- [Supplied text]:

- - - -

Monday, September 26, 2011

Entries for Judicial Clerkships and Internships

This week's post is about how to identify and what to write about your clerkship or judicial internship.


Partners and/or Supreme Court Clerks-- If you are at the partner level, all you need is the name of the judge, his or her title, the location and date of clerkship .  Likewise---at any level of experience—if your clerkship was for one of the Supremes.

For more junior lawyers, when a prospective employer looks at your resume, they look for several things:  firstly, is there name brand name that signals the quality and character of the candidate’s experience? Secondly, what has the candidate done in that environment? 

The Brand: It is extremely important that your first step is to identify by name those judges for whom you worked and then to identify the venue (court, location, etc).  If your clerkship was for a pool of judges, name them.  Names make the candidate more accountable and signals the quality and nature of her experience.  If the jurist is a prominent name, it enhances the reputation of the candidate as well as makes it easier for the prospective employer to check the candidate’s bona fides.  Also, it may benefit you in the “do you know” game—as in, hiring parties may have appeared before, gone to school with or otherwise know your judge. This makes you less of an unknown quantity as well as giving you potential topics for conversation during an interview.

Your Experience:  Your primary goal in all job or internship related entries is to demonstrate that you were actively engaged intellectually in the meat of the position—as opposed to just checking in every day. My philosophy is that parties who care about a clerkship or internship know what people generally do in those positions.  Ok, you drafted opinions, conducted research, sat in on trials. If you can’t think of any distinguishing content, just identify the judge and venue and stop there. Why waste precious real estate on the page by stating the obvious?

However, what you should do is help the reader understand what you got from this experience. You want to demonstrate why it has bearing upon your abilities and why it distinguishes you from all the other candidates with comparable backgrounds. Accordingly, list a phrase indicating subject matter with which you gained familiarity and a description of significant matters/cases in which you contributed.  If you worked on a draft of a significant reported case, identify it by name and cite. Otherwise maybe cite with specificity an issue that you researched or on which you wrote.  


Monday, September 19, 2011

Where do you list your academics and what should the entries contain? Is the answer different as you gain more experience?

- - - -

- [Task prompt]: In the post on clerkship entries, rewrite the passage that opens with "The Brand: It" and closes with "during an interview.", substituting "justices" for "judges".

- [Given records]:
- - - -

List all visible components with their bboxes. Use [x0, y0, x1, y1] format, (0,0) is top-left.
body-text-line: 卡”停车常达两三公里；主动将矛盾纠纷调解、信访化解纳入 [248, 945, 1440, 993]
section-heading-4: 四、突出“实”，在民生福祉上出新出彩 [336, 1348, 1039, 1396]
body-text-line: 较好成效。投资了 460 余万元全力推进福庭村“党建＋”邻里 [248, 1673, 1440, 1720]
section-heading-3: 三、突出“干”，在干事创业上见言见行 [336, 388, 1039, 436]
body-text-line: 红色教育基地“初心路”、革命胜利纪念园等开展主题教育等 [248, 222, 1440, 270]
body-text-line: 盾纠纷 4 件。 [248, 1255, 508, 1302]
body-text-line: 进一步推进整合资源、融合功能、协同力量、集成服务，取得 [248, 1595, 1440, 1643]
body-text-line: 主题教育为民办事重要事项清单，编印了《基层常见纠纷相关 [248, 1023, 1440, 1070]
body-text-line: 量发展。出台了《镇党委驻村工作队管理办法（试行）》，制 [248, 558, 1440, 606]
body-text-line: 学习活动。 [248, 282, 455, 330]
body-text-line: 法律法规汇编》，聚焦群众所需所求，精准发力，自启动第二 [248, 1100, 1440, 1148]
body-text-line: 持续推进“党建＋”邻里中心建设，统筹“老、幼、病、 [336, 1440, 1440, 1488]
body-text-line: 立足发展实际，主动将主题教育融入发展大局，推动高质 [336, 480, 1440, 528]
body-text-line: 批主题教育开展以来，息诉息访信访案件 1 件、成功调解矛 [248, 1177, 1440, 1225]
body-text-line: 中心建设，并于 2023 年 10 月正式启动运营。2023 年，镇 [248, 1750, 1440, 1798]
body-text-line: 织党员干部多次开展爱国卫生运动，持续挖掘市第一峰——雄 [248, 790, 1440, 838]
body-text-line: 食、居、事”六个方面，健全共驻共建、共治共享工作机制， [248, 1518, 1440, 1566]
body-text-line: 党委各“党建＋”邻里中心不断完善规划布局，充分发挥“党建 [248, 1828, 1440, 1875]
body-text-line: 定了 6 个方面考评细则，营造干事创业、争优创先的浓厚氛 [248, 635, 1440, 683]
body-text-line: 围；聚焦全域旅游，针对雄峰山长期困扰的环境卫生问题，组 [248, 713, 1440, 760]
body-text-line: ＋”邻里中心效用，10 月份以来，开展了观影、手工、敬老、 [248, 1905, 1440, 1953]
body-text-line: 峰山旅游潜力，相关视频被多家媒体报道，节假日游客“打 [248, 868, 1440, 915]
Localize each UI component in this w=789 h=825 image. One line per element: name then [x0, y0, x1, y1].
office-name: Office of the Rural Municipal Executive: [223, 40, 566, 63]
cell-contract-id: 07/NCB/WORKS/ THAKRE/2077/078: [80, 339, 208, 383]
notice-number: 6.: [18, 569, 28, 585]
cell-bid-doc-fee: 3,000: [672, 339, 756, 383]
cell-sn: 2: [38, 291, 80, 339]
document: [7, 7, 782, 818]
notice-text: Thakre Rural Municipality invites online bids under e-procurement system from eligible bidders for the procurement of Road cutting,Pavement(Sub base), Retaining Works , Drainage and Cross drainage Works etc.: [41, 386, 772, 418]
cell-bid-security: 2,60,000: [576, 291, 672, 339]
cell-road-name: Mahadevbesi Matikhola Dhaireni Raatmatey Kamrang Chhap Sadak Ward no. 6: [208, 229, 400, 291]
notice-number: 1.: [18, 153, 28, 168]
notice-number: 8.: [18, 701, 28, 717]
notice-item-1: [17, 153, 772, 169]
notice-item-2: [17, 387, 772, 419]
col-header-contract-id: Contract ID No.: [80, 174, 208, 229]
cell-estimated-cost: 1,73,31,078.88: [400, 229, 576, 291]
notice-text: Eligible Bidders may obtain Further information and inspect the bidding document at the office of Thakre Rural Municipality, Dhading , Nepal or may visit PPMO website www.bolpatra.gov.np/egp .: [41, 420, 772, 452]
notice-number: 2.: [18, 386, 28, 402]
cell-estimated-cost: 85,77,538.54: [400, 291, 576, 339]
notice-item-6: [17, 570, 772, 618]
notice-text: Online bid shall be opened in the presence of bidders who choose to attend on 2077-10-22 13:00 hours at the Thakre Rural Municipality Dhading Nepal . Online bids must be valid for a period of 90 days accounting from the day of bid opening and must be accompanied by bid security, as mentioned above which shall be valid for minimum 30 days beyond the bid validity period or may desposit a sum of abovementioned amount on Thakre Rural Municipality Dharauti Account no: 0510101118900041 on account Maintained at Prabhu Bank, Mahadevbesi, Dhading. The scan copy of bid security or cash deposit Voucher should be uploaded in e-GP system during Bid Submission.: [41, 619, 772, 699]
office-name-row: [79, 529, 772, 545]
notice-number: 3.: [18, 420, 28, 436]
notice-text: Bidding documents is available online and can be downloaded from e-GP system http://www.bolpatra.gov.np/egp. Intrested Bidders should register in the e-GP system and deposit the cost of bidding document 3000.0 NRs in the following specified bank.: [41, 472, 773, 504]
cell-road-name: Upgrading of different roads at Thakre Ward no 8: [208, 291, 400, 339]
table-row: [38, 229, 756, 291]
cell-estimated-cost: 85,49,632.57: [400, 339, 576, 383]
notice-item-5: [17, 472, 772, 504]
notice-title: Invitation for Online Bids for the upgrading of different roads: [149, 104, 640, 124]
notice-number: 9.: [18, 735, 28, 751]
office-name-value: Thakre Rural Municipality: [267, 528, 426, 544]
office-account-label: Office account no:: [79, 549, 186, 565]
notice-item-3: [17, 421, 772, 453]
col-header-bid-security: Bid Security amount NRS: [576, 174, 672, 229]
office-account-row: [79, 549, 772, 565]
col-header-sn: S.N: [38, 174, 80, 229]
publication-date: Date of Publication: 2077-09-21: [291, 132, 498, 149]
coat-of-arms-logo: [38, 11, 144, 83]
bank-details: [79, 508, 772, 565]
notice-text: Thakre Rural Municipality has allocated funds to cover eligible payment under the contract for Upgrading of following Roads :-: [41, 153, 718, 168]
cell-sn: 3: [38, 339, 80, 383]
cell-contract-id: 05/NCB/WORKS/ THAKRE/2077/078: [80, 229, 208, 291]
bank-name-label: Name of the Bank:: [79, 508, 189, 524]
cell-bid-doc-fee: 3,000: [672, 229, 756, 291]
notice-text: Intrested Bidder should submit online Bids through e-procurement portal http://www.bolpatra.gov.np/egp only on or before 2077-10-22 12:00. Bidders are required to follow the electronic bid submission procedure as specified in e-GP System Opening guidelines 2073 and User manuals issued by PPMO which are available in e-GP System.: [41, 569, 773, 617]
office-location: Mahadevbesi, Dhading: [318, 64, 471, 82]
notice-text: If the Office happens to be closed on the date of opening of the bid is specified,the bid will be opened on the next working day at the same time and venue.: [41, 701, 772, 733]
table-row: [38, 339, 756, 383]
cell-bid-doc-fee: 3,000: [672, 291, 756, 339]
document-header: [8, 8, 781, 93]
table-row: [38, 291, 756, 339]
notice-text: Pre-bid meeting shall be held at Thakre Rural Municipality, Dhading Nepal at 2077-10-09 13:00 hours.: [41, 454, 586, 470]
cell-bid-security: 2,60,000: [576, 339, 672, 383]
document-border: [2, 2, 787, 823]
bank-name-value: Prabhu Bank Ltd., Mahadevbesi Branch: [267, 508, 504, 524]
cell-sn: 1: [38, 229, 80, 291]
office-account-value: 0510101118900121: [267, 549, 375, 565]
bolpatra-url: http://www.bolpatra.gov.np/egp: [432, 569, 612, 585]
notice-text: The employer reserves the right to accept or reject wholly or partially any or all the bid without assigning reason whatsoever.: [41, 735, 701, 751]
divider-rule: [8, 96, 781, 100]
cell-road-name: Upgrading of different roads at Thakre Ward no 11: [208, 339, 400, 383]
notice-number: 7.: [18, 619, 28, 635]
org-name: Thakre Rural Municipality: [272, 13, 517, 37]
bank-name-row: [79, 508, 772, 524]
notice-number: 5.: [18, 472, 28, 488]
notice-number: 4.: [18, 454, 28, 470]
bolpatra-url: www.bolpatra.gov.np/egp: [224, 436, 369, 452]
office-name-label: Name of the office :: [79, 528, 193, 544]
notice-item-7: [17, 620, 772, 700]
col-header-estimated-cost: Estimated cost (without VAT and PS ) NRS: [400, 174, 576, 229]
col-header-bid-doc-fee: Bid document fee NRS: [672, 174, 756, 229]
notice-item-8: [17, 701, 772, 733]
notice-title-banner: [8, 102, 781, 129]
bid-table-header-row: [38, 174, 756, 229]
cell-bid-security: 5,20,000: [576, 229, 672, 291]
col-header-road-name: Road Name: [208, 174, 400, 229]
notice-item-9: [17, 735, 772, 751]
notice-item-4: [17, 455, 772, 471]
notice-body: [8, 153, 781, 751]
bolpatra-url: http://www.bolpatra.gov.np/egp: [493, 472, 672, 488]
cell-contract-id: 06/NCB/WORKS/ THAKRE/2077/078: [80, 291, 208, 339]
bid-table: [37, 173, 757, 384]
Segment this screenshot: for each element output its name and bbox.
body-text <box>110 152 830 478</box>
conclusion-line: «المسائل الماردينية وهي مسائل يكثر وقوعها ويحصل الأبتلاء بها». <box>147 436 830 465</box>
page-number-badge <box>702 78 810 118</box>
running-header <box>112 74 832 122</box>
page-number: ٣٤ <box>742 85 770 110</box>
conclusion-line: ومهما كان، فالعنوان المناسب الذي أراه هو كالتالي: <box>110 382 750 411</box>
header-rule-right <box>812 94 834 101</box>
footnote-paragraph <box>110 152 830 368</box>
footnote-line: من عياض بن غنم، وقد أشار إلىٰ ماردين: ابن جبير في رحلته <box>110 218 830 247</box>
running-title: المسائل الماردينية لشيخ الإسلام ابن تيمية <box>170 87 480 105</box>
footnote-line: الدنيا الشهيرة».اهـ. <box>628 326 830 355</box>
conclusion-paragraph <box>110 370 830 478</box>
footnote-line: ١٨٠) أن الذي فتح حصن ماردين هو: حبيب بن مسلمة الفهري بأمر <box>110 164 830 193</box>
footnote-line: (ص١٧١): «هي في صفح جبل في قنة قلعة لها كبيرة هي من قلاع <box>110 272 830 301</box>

- - - -

- [The answer]:
The Brand: It is extremely important that your first step is to identify by name those justices for whom you worked and then to identify the venue (court, location, etc).  If your clerkship was for a pool of justices, name them.  Names make the candidate more accountable and signals the quality and nature of her experience.  If the jurist is a prominent name, it enhances the reputation of the candidate as well as makes it easier for the prospective employer to check the candidate’s bona fides.  Also, it may benefit you in the “do you know” game—as in, hiring parties may have appeared before, gone to school with or otherwise know your judge. This makes you less of an unknown quantity as well as giving you potential topics for conversation during an interview.